-- START Stored rows --

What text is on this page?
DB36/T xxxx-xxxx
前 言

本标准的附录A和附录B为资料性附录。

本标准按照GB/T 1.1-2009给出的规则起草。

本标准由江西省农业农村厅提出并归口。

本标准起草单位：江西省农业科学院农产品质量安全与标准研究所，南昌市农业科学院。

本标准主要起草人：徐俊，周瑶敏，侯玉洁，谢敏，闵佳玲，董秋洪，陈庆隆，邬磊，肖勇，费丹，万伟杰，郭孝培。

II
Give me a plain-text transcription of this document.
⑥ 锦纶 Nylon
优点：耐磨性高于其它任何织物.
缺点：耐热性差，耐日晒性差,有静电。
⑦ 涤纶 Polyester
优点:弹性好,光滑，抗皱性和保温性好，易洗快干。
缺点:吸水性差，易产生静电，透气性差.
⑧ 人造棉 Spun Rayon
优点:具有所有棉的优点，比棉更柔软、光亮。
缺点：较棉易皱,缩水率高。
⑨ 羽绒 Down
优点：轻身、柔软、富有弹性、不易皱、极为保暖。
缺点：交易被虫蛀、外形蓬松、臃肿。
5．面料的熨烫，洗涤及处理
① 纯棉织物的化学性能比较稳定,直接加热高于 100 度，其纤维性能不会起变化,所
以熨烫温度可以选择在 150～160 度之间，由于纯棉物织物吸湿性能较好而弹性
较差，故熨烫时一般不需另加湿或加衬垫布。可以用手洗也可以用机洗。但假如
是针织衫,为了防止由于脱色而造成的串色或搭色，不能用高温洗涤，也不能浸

-- END Stored rows --

§ **Exercise instructions**
State the number of lines in these entries that include the string "this". Provide nothing beyond that number.

§ **Exercise solution**
2